**PROBLEM DETAILS**
Each line containing the word "Surge" must be reported.

(Stored dataset items)
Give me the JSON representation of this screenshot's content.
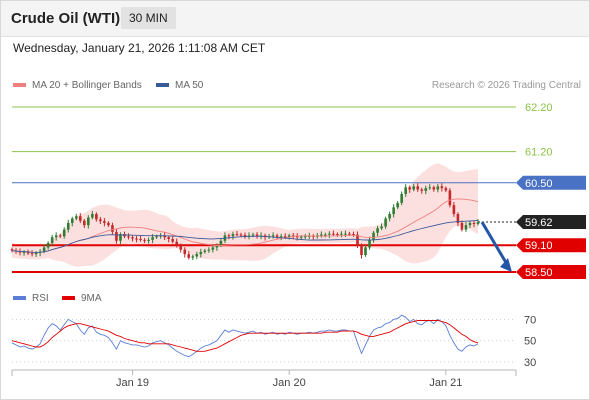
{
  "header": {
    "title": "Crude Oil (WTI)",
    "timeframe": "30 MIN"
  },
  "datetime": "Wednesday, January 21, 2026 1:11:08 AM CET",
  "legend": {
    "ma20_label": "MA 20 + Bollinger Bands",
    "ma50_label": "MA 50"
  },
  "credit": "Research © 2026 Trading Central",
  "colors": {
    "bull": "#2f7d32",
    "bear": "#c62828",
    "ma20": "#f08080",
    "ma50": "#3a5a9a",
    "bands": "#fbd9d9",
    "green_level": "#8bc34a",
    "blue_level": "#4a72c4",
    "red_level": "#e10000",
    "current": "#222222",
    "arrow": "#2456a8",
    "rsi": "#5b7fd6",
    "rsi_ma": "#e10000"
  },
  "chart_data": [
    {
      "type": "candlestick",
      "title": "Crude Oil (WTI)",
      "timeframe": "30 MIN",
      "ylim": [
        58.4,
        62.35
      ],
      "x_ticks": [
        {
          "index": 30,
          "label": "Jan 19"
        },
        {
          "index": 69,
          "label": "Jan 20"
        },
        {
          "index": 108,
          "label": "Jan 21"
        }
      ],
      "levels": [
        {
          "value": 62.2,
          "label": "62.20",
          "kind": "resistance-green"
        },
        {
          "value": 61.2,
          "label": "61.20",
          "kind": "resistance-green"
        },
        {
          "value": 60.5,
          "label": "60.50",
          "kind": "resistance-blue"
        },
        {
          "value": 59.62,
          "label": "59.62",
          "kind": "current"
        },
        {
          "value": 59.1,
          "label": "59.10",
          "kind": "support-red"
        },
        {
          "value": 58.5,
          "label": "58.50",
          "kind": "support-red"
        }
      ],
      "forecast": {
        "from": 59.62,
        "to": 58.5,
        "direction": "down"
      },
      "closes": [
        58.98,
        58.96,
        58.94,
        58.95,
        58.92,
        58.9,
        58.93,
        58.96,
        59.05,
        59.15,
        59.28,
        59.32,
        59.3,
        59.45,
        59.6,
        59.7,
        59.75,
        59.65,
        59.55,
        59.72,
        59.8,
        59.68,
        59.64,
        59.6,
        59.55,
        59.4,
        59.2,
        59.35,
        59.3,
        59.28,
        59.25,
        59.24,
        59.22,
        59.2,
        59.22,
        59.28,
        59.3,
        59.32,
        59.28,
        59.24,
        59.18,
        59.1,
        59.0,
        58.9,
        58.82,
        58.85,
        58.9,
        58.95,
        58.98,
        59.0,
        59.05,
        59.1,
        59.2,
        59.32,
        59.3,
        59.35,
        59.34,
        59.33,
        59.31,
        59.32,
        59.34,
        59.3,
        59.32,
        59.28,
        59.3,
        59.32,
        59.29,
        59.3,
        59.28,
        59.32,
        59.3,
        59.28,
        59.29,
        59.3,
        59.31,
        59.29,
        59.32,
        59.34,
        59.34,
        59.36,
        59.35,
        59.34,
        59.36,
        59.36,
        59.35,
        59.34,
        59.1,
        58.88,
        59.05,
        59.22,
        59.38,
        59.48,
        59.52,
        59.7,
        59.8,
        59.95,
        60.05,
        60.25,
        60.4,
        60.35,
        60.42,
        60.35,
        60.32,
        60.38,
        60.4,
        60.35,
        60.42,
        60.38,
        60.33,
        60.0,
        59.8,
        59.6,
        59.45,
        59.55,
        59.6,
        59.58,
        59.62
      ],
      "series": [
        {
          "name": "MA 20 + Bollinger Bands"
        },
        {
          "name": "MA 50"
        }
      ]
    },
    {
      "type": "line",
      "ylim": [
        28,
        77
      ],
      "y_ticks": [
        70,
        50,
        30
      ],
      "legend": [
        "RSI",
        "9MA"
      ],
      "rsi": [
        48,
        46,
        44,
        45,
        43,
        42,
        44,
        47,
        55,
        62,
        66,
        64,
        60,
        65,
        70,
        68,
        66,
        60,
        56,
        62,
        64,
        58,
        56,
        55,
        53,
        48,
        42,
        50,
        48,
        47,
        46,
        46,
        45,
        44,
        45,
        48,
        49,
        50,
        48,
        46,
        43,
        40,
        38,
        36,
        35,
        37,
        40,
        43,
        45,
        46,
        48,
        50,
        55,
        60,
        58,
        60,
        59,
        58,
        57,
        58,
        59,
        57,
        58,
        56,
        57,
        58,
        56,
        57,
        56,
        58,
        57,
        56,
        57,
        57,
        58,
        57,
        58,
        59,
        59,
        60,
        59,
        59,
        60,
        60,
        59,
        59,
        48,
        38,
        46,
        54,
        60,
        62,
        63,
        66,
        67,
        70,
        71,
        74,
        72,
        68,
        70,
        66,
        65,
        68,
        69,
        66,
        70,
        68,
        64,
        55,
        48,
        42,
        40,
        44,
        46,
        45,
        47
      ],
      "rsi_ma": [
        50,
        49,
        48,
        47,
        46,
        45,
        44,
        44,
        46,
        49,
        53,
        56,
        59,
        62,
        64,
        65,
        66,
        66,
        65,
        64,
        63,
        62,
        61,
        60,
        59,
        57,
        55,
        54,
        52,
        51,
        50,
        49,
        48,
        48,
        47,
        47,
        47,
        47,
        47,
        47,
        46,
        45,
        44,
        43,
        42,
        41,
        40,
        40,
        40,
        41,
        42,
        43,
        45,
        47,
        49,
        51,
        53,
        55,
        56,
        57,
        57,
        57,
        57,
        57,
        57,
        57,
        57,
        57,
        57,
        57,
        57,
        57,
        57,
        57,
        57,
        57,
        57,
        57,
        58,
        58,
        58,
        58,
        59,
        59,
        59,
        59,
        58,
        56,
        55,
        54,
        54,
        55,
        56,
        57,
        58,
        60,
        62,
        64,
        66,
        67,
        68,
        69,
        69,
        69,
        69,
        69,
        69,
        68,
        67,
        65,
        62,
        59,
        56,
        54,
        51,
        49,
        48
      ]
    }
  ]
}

* * *

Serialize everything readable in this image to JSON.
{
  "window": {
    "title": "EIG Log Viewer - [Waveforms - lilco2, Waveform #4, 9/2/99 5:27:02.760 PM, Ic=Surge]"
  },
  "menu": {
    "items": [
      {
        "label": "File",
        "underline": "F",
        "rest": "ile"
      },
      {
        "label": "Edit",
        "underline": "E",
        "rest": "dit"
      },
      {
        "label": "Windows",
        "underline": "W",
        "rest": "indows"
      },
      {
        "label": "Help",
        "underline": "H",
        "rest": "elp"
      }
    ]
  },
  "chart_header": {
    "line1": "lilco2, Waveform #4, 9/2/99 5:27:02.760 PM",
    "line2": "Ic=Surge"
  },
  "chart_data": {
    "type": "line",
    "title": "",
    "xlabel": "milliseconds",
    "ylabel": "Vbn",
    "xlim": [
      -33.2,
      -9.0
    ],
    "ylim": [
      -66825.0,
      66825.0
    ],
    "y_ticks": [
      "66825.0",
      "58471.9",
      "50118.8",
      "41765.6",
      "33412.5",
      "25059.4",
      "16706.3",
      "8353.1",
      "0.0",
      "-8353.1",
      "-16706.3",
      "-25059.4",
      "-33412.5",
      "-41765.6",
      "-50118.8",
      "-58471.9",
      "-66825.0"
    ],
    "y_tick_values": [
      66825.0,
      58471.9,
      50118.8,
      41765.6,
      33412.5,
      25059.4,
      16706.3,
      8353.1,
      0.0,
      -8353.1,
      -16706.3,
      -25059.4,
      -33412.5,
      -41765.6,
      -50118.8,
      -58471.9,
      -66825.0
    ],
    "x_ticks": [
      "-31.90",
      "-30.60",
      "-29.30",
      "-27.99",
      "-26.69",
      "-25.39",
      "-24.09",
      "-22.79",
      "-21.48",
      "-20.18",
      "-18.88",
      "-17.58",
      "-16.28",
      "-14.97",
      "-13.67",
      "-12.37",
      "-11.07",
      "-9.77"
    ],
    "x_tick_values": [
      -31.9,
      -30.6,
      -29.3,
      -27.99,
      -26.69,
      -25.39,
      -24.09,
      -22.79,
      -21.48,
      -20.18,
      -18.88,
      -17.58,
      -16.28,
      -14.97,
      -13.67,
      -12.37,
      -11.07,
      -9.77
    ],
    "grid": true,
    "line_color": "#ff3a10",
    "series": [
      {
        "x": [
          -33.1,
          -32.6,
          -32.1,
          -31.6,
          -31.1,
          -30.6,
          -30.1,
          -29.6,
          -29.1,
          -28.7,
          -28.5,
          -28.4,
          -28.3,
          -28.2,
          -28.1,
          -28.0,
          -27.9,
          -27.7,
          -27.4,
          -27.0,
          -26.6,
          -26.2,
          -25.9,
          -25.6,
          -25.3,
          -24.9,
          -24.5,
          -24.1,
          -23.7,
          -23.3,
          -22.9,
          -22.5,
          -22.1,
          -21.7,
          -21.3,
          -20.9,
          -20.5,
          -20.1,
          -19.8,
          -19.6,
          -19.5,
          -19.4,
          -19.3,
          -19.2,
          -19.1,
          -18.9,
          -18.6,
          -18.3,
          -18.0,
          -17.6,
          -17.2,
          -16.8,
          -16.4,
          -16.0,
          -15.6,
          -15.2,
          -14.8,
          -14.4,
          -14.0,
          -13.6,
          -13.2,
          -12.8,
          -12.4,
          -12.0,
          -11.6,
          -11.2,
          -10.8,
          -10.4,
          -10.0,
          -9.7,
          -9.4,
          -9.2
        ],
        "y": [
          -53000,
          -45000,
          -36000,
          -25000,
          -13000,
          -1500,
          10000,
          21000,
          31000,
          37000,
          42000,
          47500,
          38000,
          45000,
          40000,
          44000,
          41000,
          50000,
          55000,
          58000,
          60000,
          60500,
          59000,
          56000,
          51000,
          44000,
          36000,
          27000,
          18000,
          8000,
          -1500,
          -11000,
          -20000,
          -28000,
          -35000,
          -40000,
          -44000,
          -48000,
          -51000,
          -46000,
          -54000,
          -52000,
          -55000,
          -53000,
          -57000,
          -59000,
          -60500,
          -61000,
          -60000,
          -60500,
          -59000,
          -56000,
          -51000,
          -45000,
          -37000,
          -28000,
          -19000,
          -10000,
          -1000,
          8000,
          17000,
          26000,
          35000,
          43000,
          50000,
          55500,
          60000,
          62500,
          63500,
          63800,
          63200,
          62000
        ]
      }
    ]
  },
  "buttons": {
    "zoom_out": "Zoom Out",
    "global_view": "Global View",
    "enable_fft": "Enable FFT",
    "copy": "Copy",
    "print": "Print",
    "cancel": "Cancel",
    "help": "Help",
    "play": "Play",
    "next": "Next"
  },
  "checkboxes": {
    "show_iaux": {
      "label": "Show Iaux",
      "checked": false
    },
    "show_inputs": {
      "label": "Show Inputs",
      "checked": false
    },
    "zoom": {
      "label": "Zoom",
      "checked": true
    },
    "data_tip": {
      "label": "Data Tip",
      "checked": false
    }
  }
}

**ANSWER BELOW**
    "title": "EIG Log Viewer - [Waveforms - lilco2, Waveform #4, 9/2/99 5:27:02.760 PM, Ic=Surge]"
    "line2": "Ic=Surge"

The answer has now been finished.